Data to process
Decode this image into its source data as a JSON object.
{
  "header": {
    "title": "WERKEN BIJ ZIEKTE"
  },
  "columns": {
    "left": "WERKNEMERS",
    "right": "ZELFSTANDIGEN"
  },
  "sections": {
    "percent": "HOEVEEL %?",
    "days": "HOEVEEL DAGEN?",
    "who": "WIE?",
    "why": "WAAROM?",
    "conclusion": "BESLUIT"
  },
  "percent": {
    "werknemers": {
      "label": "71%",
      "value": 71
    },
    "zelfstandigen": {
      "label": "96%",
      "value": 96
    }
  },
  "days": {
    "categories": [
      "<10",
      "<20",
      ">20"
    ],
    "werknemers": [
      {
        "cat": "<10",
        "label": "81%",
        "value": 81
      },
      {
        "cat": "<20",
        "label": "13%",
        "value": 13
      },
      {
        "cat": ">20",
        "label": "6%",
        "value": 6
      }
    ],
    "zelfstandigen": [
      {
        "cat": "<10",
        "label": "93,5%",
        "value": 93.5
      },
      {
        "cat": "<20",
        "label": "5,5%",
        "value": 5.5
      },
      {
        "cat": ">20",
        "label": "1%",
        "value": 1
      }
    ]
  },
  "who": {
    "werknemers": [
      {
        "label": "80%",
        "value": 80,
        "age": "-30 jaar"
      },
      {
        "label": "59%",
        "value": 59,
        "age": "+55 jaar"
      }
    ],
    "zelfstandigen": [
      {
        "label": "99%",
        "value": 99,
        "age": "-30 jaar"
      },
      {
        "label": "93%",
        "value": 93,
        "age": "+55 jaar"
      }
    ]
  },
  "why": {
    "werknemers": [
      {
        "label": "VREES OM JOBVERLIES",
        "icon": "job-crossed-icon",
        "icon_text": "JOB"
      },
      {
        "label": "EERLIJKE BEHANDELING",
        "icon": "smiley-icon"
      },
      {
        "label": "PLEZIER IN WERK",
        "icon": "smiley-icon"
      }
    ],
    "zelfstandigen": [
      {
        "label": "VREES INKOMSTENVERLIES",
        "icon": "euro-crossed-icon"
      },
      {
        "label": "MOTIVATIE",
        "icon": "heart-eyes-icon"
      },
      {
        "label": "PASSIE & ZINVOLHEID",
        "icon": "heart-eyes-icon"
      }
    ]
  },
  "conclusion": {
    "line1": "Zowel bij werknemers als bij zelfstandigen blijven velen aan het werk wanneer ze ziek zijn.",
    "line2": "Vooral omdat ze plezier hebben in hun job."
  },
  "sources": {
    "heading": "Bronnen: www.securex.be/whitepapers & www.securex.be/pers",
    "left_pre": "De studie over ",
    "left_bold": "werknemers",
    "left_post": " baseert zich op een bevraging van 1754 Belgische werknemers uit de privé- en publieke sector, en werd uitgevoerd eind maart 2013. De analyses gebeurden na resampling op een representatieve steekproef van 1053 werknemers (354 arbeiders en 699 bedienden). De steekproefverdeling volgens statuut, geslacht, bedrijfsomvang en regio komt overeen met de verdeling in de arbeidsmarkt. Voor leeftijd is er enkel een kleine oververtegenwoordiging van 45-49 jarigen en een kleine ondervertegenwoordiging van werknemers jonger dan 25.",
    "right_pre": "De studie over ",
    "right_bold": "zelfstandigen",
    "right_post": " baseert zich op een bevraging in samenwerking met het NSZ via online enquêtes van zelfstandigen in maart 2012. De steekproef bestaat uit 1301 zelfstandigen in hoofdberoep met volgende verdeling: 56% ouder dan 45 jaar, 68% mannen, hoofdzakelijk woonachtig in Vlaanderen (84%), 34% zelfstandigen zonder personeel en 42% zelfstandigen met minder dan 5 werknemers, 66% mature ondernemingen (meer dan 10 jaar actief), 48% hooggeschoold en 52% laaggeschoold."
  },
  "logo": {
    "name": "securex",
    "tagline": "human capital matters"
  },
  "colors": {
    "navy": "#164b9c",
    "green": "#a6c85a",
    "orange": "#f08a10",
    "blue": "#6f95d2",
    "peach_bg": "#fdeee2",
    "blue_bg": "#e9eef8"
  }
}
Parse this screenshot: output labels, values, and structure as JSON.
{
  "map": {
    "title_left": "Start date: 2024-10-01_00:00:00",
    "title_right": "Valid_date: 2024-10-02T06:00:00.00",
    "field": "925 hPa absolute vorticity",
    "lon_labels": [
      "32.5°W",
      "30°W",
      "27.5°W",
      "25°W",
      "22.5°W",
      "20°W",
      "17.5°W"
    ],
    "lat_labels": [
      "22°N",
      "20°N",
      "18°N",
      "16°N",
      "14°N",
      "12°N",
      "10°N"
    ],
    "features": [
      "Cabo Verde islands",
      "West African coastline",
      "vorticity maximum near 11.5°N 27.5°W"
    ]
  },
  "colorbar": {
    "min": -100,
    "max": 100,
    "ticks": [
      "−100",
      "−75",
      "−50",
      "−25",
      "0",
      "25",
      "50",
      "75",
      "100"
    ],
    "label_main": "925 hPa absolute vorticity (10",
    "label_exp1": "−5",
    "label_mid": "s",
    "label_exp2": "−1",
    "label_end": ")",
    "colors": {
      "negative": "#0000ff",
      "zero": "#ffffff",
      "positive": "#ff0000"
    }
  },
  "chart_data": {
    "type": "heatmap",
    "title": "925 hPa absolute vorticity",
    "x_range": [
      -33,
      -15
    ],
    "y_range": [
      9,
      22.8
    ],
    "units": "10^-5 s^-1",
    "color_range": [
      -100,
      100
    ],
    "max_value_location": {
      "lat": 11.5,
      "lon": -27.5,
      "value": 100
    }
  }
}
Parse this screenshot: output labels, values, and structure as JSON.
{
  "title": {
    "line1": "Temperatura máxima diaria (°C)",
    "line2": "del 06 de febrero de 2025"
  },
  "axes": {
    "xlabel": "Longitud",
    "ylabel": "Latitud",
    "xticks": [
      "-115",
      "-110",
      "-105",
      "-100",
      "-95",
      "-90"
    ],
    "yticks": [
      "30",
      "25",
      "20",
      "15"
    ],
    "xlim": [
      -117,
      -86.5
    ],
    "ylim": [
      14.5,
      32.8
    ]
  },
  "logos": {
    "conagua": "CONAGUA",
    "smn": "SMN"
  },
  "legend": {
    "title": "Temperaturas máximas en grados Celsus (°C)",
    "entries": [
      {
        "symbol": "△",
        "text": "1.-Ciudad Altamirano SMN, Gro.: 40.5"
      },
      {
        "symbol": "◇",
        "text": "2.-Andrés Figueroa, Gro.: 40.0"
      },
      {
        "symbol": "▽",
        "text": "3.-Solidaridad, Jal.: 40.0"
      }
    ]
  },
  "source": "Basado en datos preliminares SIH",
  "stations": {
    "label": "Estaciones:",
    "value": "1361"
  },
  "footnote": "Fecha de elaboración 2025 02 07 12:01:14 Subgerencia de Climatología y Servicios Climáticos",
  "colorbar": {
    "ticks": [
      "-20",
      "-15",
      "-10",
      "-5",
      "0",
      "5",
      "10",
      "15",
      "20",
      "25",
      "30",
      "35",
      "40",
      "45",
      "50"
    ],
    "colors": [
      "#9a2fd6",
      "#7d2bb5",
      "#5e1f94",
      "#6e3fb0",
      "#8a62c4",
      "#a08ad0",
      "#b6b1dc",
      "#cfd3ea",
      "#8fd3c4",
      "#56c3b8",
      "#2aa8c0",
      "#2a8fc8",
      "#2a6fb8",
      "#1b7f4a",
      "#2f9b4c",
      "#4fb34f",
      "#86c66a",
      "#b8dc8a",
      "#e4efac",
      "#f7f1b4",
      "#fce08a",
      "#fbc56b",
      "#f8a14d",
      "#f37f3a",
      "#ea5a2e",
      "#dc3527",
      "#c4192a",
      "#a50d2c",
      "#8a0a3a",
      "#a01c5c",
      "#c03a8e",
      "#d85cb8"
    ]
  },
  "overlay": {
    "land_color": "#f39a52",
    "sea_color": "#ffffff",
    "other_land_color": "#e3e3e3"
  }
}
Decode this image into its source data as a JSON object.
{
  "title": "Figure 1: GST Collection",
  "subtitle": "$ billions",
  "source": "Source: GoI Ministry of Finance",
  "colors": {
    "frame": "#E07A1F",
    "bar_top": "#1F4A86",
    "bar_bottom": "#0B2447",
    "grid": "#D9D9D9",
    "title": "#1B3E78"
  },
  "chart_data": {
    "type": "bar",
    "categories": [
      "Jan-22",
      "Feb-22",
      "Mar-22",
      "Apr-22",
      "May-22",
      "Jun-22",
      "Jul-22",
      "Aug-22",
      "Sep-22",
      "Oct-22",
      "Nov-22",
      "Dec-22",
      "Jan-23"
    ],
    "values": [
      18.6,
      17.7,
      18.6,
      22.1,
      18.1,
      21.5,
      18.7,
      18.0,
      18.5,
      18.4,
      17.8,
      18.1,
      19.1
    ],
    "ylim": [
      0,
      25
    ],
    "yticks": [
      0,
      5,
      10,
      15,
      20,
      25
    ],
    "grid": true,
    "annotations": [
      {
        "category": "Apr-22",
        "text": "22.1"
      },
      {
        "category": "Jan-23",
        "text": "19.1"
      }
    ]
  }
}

Directions
Return each line of the data that contains the string "HOEVEEL".

Output of the task
    "percent": "HOEVEEL %?",
    "days": "HOEVEEL DAGEN?",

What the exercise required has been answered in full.